■ Work instructions: Scan the data for "竣工验收清单" and copy the lines it appears in.

START Data for this task

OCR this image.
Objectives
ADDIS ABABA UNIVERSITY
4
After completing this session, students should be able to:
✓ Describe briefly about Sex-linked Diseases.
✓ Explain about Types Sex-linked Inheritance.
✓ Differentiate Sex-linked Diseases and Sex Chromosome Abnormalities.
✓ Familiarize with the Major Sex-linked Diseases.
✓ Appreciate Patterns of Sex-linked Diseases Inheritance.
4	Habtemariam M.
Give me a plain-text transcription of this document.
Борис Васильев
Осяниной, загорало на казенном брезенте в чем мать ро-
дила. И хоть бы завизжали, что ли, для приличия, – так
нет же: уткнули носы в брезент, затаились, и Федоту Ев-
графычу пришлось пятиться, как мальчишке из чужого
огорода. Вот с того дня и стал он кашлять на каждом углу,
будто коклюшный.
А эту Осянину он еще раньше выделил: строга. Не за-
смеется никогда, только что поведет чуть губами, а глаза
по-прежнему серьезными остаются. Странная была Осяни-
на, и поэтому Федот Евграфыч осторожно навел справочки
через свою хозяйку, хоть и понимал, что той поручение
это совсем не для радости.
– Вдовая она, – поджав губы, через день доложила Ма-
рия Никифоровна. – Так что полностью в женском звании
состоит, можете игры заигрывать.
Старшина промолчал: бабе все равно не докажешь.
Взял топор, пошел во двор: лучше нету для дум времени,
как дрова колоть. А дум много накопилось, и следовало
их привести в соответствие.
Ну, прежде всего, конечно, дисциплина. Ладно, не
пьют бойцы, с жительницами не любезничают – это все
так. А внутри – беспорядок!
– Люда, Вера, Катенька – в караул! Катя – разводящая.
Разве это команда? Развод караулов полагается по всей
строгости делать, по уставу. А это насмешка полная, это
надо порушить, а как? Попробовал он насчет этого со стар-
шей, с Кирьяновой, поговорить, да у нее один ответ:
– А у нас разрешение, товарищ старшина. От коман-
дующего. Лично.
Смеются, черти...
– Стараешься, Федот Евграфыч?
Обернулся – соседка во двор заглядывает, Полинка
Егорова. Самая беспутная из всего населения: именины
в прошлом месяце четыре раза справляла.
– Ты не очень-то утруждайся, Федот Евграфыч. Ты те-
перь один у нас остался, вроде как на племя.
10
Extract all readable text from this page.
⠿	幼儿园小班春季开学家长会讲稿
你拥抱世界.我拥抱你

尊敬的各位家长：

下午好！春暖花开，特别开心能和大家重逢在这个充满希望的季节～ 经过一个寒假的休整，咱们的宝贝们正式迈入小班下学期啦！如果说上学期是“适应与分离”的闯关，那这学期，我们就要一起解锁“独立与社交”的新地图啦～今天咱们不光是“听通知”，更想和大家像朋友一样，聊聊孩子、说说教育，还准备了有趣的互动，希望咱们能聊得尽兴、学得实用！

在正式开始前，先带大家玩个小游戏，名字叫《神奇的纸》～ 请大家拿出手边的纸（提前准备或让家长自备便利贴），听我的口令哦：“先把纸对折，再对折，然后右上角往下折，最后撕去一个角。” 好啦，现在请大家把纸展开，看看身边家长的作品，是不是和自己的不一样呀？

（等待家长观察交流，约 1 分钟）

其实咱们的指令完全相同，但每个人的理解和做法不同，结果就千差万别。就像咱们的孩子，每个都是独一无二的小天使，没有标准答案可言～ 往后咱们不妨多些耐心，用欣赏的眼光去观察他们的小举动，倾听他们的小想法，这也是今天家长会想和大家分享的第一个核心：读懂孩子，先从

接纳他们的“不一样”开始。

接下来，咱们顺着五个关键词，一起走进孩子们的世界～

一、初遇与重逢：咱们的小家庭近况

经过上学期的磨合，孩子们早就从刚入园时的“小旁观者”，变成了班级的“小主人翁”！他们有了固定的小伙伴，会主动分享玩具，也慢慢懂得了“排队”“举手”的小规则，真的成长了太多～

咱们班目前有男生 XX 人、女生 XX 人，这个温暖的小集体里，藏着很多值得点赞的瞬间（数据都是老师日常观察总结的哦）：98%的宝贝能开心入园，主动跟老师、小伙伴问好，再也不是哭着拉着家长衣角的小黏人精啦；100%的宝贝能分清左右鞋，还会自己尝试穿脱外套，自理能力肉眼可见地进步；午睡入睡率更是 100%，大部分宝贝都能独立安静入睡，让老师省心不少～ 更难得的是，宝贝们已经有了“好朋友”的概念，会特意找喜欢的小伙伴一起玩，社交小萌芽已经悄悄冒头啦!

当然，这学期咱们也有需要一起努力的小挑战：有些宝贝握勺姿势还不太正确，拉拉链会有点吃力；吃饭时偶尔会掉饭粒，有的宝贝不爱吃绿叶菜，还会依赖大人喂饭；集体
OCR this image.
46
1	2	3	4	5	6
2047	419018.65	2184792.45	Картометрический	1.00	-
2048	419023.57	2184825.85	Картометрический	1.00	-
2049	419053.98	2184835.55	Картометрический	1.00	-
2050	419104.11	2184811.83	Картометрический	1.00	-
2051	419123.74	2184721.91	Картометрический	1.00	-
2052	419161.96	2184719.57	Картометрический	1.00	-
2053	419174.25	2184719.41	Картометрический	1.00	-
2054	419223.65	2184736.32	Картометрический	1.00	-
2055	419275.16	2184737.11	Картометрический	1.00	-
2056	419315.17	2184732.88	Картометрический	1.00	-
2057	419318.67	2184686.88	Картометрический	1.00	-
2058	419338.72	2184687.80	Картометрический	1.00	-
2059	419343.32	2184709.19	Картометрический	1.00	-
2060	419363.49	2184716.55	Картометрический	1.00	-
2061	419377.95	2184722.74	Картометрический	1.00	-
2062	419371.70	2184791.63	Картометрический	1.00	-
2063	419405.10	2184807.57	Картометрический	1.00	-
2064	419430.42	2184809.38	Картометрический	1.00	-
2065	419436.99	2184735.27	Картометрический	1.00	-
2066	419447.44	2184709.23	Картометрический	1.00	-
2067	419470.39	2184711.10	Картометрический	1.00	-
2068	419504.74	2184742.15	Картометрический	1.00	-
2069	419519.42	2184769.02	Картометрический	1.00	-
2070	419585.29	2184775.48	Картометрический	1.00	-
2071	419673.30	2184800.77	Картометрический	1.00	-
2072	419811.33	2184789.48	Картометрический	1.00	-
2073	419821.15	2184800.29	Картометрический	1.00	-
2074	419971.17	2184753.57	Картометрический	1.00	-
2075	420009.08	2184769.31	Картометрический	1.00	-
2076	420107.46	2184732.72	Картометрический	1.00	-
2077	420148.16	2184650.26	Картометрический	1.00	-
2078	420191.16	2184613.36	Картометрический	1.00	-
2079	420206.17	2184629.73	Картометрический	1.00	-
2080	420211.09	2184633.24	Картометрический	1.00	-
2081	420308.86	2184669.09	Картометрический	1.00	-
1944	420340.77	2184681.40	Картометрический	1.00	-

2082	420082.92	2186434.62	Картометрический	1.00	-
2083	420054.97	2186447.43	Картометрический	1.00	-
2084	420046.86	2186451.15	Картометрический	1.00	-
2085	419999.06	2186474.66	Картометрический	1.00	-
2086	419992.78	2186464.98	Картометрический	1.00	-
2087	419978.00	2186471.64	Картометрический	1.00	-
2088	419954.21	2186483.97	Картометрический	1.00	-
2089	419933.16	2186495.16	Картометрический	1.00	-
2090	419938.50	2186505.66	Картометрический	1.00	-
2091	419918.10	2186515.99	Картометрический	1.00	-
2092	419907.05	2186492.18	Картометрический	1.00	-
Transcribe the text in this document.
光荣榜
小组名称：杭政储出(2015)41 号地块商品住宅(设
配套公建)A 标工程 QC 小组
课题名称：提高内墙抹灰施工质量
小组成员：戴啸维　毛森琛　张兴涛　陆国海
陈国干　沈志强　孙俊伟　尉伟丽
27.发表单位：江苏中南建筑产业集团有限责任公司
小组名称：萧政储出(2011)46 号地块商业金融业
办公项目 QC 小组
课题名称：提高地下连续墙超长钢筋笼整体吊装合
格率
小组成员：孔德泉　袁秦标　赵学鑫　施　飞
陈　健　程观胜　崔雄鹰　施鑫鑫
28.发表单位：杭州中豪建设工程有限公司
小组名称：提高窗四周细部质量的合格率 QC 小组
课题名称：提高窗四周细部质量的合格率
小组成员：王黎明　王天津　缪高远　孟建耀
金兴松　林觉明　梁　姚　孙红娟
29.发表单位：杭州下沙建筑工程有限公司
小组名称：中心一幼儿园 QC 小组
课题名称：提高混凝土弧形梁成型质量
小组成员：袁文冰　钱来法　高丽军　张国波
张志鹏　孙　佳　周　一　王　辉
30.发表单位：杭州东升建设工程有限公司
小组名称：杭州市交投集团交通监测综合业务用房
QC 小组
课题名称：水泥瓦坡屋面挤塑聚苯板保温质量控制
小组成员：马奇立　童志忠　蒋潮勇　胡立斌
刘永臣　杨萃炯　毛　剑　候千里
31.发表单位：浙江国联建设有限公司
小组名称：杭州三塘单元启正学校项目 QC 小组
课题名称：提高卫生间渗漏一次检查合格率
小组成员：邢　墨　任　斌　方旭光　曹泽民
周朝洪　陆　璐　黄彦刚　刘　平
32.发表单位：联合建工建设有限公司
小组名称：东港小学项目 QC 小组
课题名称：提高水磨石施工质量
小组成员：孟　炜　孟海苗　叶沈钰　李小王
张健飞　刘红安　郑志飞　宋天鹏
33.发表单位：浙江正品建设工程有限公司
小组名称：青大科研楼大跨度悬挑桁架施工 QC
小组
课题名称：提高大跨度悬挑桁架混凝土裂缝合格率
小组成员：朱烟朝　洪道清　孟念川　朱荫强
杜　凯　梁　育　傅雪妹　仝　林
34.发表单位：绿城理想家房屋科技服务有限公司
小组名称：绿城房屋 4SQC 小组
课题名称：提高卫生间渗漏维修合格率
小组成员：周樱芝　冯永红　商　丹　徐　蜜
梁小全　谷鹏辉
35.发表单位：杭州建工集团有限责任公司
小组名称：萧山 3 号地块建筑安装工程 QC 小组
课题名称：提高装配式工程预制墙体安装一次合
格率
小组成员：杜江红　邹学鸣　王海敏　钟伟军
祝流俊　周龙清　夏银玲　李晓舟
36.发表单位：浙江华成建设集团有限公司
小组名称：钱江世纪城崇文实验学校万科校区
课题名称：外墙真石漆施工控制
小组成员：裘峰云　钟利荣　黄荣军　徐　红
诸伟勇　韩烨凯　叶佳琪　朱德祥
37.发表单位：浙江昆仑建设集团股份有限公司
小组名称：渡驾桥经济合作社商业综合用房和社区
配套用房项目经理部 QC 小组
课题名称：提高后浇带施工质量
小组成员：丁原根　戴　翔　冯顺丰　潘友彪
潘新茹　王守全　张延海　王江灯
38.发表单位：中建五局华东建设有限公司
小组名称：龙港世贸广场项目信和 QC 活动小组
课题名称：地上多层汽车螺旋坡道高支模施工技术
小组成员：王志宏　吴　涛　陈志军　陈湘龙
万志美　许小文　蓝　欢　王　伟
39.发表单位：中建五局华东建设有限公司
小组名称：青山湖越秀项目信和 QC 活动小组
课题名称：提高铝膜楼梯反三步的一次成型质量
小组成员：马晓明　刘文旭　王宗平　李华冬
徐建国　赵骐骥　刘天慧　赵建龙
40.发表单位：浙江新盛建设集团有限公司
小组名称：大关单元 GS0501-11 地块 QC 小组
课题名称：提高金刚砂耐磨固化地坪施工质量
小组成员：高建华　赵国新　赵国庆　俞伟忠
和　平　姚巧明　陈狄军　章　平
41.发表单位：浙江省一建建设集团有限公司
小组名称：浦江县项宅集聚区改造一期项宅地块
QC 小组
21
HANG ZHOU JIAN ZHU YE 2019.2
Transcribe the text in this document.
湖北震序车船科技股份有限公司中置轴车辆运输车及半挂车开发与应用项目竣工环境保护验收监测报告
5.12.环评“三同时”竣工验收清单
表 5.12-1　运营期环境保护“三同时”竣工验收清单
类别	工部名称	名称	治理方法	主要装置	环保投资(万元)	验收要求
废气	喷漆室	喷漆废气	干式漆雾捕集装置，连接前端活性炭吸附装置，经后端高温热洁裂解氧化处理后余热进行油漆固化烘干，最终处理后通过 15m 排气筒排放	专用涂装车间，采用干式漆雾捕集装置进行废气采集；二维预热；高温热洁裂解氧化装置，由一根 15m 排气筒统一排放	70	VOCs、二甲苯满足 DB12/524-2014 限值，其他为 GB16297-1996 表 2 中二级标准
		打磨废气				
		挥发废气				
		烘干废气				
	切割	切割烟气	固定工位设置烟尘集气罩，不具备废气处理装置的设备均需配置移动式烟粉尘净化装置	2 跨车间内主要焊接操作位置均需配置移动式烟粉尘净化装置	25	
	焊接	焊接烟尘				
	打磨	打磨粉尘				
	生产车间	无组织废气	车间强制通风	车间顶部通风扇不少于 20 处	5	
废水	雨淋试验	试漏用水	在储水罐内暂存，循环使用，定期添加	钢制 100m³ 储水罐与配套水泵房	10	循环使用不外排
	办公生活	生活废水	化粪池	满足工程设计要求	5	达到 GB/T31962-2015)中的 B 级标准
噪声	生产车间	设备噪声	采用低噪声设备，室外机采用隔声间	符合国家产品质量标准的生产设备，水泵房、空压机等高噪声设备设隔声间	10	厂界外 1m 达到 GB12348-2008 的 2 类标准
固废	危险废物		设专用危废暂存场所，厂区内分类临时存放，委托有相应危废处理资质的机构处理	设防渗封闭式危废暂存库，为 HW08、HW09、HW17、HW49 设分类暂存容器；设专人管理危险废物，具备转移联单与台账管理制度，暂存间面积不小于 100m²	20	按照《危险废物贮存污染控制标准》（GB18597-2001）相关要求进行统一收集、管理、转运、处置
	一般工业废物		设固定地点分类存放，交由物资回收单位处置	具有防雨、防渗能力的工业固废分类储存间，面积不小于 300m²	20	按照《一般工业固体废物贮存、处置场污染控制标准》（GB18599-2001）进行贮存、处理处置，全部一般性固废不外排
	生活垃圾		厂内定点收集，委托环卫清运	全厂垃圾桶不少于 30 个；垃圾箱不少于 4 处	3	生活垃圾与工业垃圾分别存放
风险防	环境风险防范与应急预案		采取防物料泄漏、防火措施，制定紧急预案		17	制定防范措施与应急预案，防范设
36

END Data for this task

■ Full answer:
5.12.环评“三同时”竣工验收清单
表 5.12-1　运营期环境保护“三同时”竣工验收清单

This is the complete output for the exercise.